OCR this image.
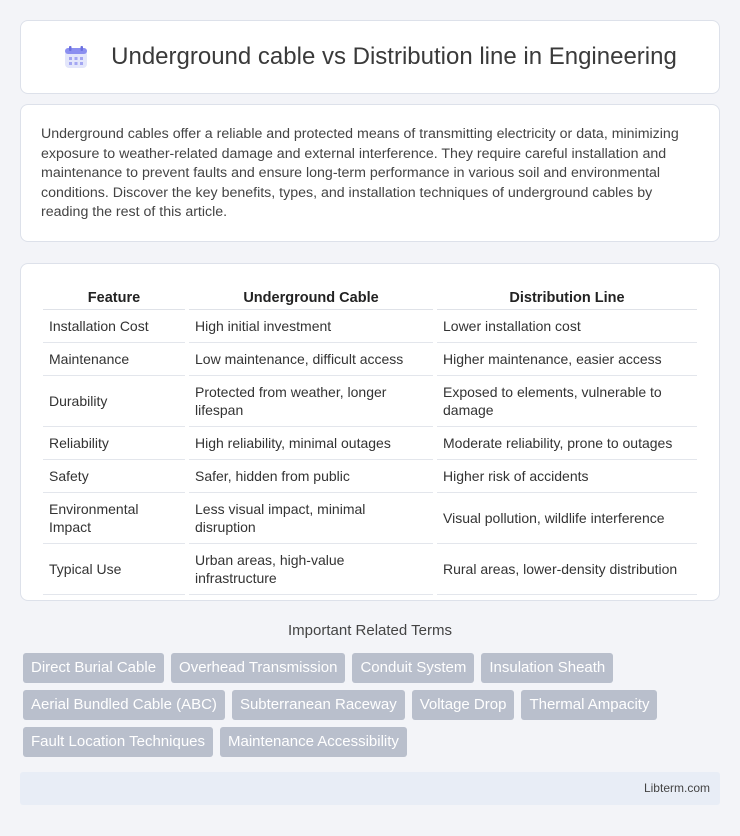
Underground cable vs Distribution line in Engineering

Underground cables offer a reliable and protected means of transmitting electricity or data, minimizing exposure to weather-related damage and external interference. They require careful installation and maintenance to prevent faults and ensure long-term performance in various soil and environmental conditions. Discover the key benefits, types, and installation techniques of underground cables by reading the rest of this article.

Feature	Underground Cable	Distribution Line
Installation Cost	High initial investment	Lower installation cost
Maintenance	Low maintenance, difficult access	Higher maintenance, easier access
Durability	Protected from weather, longer lifespan	Exposed to elements, vulnerable to damage
Reliability	High reliability, minimal outages	Moderate reliability, prone to outages
Safety	Safer, hidden from public	Higher risk of accidents
Environmental Impact	Less visual impact, minimal disruption	Visual pollution, wildlife interference
Typical Use	Urban areas, high-value infrastructure	Rural areas, lower-density distribution
Important Related Terms
Direct Burial Cable	Overhead Transmission	Conduit System	Insulation Sheath
Aerial Bundled Cable (ABC)	Subterranean Raceway	Voltage Drop	Thermal Ampacity
Fault Location Techniques	Maintenance Accessibility
Libterm.com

**What you are asked to do**
Pull out every line of the records above that contains the word "weather".

**Result**
Underground cables offer a reliable and protected means of transmitting electricity or data, minimizing exposure to weather-related damage and external interference. They require careful installation and maintenance to prevent faults and ensure long-term performance in various soil and environmental conditions. Discover the key benefits, types, and installation techniques of underground cables by reading the rest of this article.
Durability	Protected from weather, longer lifespan	Exposed to elements, vulnerable to damage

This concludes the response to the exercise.